▶ **INSTRUCTIONS FOR THE TASK**
Gather up the lines with the word "modificar" in them.

▶ **RECORD LIST**

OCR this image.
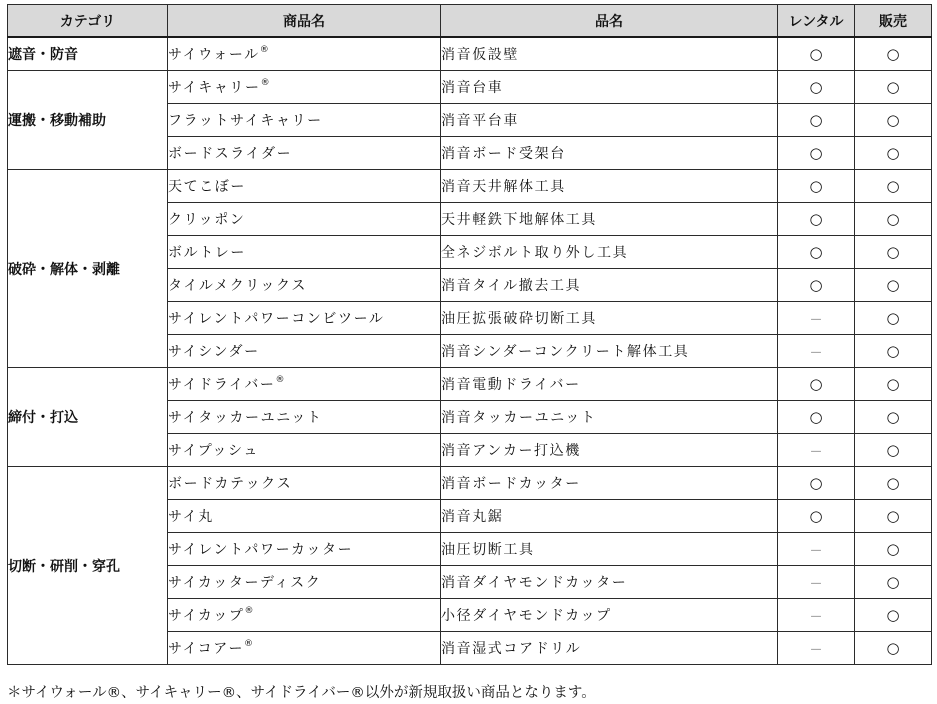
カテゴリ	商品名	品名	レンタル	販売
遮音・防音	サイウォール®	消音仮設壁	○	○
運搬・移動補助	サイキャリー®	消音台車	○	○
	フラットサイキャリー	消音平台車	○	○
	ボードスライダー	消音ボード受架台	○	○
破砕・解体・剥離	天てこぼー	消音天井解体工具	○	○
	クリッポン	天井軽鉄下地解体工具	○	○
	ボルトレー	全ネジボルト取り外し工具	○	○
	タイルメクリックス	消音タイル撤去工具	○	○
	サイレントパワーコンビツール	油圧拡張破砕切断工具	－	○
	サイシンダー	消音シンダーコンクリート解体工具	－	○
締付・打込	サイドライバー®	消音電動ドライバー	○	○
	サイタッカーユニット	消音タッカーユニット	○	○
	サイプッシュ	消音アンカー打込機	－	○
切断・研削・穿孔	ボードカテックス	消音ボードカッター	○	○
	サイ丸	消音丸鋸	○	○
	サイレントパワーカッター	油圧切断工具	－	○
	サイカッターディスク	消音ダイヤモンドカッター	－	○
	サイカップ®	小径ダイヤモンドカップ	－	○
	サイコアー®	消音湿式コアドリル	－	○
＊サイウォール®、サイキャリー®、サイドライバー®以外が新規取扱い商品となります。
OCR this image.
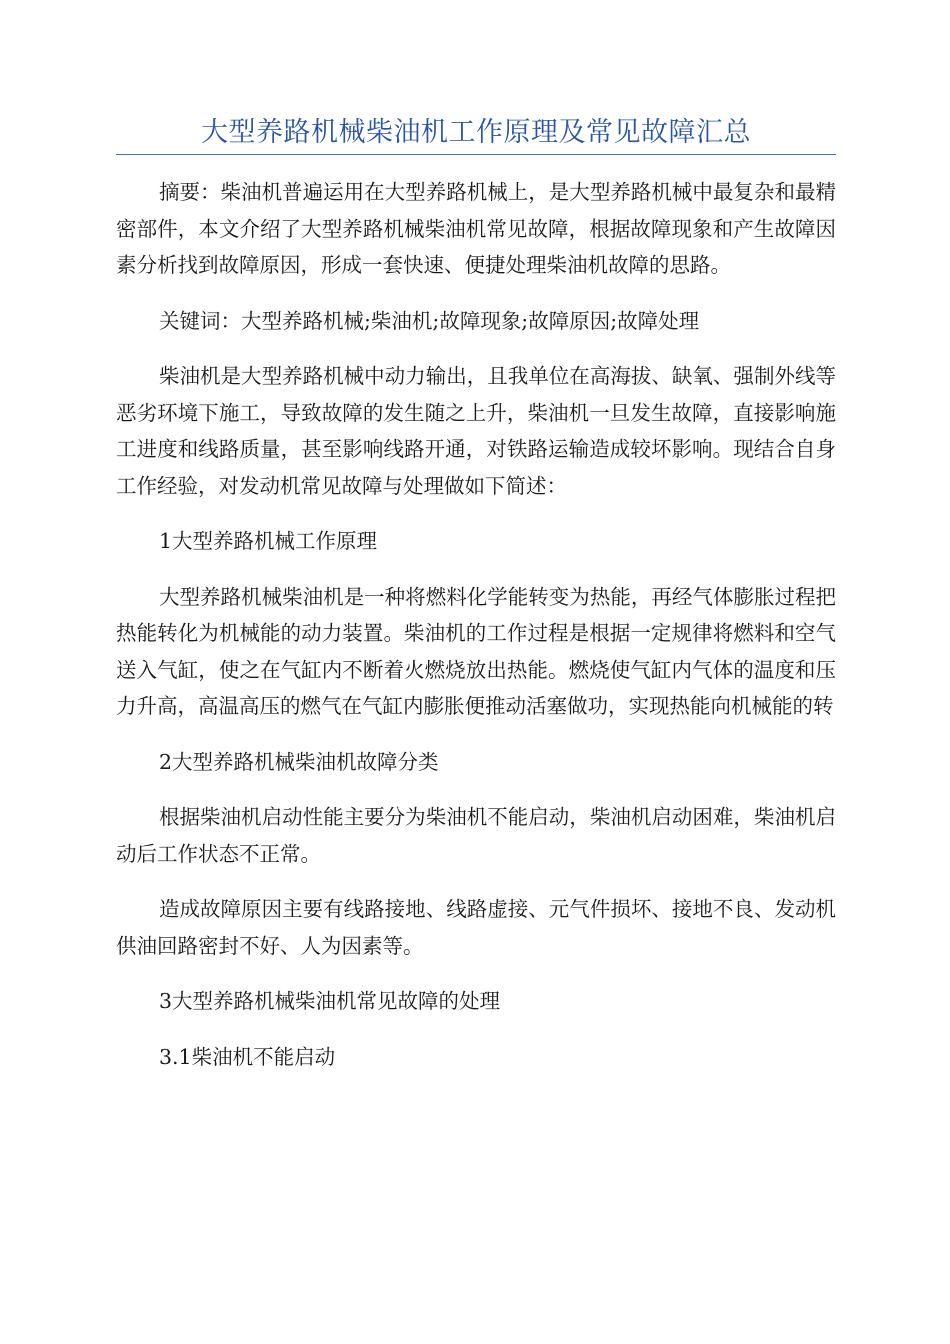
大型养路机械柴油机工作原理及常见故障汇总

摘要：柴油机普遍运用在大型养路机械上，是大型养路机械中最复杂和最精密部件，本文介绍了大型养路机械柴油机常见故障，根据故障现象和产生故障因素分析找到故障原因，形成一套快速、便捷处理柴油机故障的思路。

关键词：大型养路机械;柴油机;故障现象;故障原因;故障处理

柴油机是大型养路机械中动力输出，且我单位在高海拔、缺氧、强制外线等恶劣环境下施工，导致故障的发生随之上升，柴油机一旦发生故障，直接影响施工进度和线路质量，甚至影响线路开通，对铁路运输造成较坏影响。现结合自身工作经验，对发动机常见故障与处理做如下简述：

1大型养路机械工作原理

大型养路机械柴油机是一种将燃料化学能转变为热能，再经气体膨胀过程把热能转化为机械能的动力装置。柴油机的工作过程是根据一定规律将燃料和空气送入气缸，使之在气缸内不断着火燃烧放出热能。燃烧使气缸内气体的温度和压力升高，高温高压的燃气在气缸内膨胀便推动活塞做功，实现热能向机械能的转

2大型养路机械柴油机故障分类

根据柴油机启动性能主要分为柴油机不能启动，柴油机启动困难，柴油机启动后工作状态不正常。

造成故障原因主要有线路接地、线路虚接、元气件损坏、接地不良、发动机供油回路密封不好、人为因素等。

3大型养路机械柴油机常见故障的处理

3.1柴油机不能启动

* * *

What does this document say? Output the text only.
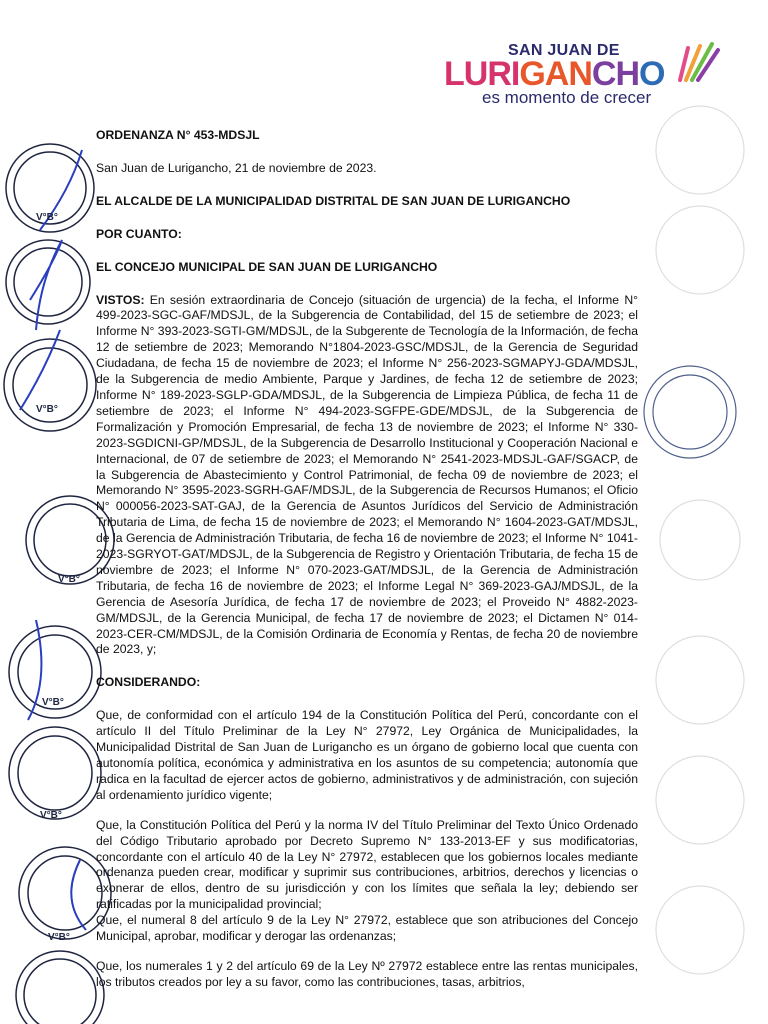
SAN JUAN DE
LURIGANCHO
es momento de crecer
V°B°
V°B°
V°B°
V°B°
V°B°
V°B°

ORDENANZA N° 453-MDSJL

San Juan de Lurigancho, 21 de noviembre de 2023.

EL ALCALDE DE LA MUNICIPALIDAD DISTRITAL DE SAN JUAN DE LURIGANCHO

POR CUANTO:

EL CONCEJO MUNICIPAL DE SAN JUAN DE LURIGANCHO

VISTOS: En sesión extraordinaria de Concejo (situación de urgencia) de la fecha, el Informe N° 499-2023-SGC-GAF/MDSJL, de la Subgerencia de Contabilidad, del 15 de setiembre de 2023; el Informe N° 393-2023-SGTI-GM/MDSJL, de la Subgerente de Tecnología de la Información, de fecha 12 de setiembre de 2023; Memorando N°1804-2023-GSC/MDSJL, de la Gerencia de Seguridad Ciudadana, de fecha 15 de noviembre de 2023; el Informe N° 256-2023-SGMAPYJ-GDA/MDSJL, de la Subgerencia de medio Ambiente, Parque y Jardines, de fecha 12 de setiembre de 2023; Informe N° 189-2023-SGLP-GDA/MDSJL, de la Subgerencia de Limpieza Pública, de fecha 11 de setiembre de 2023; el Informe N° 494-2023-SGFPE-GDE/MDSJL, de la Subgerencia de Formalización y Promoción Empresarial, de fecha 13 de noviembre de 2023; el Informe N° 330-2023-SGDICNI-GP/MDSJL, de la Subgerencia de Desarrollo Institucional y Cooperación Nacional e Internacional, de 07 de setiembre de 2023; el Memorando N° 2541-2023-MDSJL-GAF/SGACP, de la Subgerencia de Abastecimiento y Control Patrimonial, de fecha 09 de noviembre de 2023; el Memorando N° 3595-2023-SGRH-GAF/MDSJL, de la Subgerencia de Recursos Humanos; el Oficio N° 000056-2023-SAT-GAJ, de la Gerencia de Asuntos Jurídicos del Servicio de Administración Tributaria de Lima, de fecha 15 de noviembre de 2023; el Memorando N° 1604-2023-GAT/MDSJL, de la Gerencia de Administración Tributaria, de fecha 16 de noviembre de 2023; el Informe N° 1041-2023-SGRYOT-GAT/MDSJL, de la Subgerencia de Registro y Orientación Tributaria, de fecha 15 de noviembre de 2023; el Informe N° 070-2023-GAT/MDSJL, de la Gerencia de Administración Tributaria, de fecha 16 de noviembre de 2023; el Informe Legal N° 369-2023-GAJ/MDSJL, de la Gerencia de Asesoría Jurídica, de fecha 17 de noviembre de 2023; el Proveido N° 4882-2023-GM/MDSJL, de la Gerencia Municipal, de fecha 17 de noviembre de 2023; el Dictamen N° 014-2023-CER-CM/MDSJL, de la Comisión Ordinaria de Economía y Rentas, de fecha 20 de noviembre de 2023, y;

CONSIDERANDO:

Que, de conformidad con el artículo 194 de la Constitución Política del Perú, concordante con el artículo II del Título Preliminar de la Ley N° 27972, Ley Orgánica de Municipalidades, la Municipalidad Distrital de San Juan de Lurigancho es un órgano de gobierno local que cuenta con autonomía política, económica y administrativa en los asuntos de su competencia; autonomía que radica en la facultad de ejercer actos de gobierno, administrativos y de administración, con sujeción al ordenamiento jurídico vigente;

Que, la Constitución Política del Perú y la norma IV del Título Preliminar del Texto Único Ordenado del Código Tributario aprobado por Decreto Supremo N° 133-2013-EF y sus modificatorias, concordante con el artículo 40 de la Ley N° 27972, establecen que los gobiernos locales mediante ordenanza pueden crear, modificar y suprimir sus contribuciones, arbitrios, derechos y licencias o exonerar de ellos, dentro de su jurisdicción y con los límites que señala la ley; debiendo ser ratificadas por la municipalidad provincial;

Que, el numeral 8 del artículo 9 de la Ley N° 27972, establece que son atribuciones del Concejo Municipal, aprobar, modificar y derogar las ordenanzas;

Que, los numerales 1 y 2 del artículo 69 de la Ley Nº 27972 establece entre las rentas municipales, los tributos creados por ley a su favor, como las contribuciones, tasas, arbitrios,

▶ **FULL RESPONSE**
Que, la Constitución Política del Perú y la norma IV del Título Preliminar del Texto Único Ordenado del Código Tributario aprobado por Decreto Supremo N° 133-2013-EF y sus modificatorias, concordante con el artículo 40 de la Ley N° 27972, establecen que los gobiernos locales mediante ordenanza pueden crear, modificar y suprimir sus contribuciones, arbitrios, derechos y licencias o exonerar de ellos, dentro de su jurisdicción y con los límites que señala la ley; debiendo ser ratificadas por la municipalidad provincial;
Que, el numeral 8 del artículo 9 de la Ley N° 27972, establece que son atribuciones del Concejo Municipal, aprobar, modificar y derogar las ordenanzas;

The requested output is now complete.